Job> Could you write out the records below exactly as they appear?

Record extracts>
■ ■ ■ ■
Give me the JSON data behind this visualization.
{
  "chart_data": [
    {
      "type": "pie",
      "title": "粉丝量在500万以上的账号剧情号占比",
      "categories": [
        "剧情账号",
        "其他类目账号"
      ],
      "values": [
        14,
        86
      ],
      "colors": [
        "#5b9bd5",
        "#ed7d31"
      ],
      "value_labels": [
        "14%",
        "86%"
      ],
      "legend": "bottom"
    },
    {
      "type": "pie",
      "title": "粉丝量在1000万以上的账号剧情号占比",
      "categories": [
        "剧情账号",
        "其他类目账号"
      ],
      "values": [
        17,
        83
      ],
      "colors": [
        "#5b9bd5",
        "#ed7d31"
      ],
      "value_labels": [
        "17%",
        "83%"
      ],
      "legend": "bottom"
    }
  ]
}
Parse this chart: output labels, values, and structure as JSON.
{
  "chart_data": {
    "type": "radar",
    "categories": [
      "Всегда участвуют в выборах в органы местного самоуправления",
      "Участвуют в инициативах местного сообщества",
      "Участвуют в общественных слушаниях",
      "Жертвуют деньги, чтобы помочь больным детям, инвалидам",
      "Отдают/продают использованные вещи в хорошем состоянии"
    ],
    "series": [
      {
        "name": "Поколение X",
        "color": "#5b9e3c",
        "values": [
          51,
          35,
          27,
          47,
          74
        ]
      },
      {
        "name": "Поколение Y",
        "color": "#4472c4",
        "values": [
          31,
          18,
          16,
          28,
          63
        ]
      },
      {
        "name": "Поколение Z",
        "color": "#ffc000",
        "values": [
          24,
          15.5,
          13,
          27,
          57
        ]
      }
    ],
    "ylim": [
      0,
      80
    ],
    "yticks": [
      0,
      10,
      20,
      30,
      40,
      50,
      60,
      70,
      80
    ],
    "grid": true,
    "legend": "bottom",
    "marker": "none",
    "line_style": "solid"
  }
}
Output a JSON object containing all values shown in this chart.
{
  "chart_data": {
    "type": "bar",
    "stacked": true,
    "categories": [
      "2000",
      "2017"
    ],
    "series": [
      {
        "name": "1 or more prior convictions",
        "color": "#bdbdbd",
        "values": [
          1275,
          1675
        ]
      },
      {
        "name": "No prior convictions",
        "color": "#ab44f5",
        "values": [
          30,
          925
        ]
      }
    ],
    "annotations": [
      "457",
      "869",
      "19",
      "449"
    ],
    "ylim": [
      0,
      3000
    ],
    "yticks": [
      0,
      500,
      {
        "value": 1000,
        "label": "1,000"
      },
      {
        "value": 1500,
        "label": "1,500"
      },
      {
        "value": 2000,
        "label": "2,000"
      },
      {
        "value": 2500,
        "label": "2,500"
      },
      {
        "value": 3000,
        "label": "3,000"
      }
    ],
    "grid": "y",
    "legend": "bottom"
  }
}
■ ■ ■ ■
Expected answer>
Give me the JSON data behind this visualization.
{
  "chart_data": [
    {
      "type": "pie",
      "title": "粉丝量在500万以上的账号剧情号占比",
      "categories": [
        "剧情账号",
        "其他类目账号"
      ],
      "values": [
        14,
        86
      ],
      "colors": [
        "#5b9bd5",
        "#ed7d31"
      ],
      "value_labels": [
        "14%",
        "86%"
      ],
      "legend": "bottom"
    },
    {
      "type": "pie",
      "title": "粉丝量在1000万以上的账号剧情号占比",
      "categories": [
        "剧情账号",
        "其他类目账号"
      ],
      "values": [
        17,
        83
      ],
      "colors": [
        "#5b9bd5",
        "#ed7d31"
      ],
      "value_labels": [
        "17%",
        "83%"
      ],
      "legend": "bottom"
    }
  ]
}
Parse this chart: output labels, values, and structure as JSON.
{
  "chart_data": {
    "type": "radar",
    "categories": [
      "Всегда участвуют в выборах в органы местного самоуправления",
      "Участвуют в инициативах местного сообщества",
      "Участвуют в общественных слушаниях",
      "Жертвуют деньги, чтобы помочь больным детям, инвалидам",
      "Отдают/продают использованные вещи в хорошем состоянии"
    ],
    "series": [
      {
        "name": "Поколение X",
        "color": "#5b9e3c",
        "values": [
          51,
          35,
          27,
          47,
          74
        ]
      },
      {
        "name": "Поколение Y",
        "color": "#4472c4",
        "values": [
          31,
          18,
          16,
          28,
          63
        ]
      },
      {
        "name": "Поколение Z",
        "color": "#ffc000",
        "values": [
          24,
          15.5,
          13,
          27,
          57
        ]
      }
    ],
    "ylim": [
      0,
      80
    ],
    "yticks": [
      0,
      10,
      20,
      30,
      40,
      50,
      60,
      70,
      80
    ],
    "grid": true,
    "legend": "bottom",
    "marker": "none",
    "line_style": "solid"
  }
}
Output a JSON object containing all values shown in this chart.
{
  "chart_data": {
    "type": "bar",
    "stacked": true,
    "categories": [
      "2000",
      "2017"
    ],
    "series": [
      {
        "name": "1 or more prior convictions",
        "color": "#bdbdbd",
        "values": [
          1275,
          1675
        ]
      },
      {
        "name": "No prior convictions",
        "color": "#ab44f5",
        "values": [
          30,
          925
        ]
      }
    ],
    "annotations": [
      "457",
      "869",
      "19",
      "449"
    ],
    "ylim": [
      0,
      3000
    ],
    "yticks": [
      0,
      500,
      {
        "value": 1000,
        "label": "1,000"
      },
      {
        "value": 1500,
        "label": "1,500"
      },
      {
        "value": 2000,
        "label": "2,000"
      },
      {
        "value": 2500,
        "label": "2,500"
      },
      {
        "value": 3000,
        "label": "3,000"
      }
    ],
    "grid": "y",
    "legend": "bottom"
  }
}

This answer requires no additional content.